Identify the lines that include the word "dessa", then copy all of them.
** start **
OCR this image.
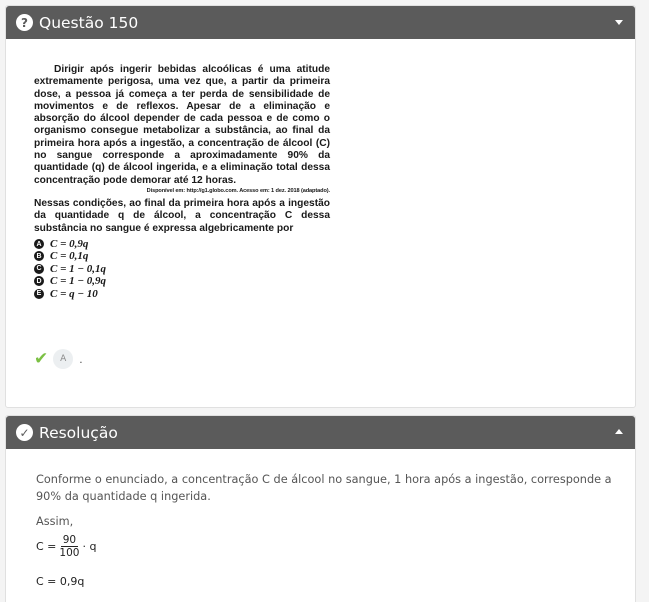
? Questão 150

Dirigir após ingerir bebidas alcoólicas é uma atitude extremamente perigosa, uma vez que, a partir da primeira dose, a pessoa já começa a ter perda de sensibilidade de movimentos e de reflexos. Apesar de a eliminação e absorção do álcool depender de cada pessoa e de como o organismo consegue metabolizar a substância, ao final da primeira hora após a ingestão, a concentração de álcool (C) no sangue corresponde a aproximadamente 90% da quantidade (q) de álcool ingerida, e a eliminação total dessa concentração pode demorar até 12 horas.

Disponível em: http://g1.globo.com. Acesso em: 1 dez. 2018 (adaptado).
Nessas condições, ao final da primeira hora após a ingestão da quantidade q de álcool, a concentração C dessa substância no sangue é expressa algebricamente por
A C = 0,9q
B C = 0,1q
C C = 1 − 0,1q
D C = 1 − 0,9q
E C = q − 10
✔	A	.
✓ Resolução

Conforme o enunciado, a concentração C de álcool no sangue, 1 hora após a ingestão, corresponde a 90% da quantidade q ingerida.

Assim,

$C = \frac{90}{100} \cdot q$
C = 0,9q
** end **
__REPLY TO THE EXERCISE__:
Dirigir após ingerir bebidas alcoólicas é uma atitude extremamente perigosa, uma vez que, a partir da primeira dose, a pessoa já começa a ter perda de sensibilidade de movimentos e de reflexos. Apesar de a eliminação e absorção do álcool depender de cada pessoa e de como o organismo consegue metabolizar a substância, ao final da primeira hora após a ingestão, a concentração de álcool (C) no sangue corresponde a aproximadamente 90% da quantidade (q) de álcool ingerida, e a eliminação total dessa concentração pode demorar até 12 horas.
Nessas condições, ao final da primeira hora após a ingestão da quantidade q de álcool, a concentração C dessa substância no sangue é expressa algebricamente por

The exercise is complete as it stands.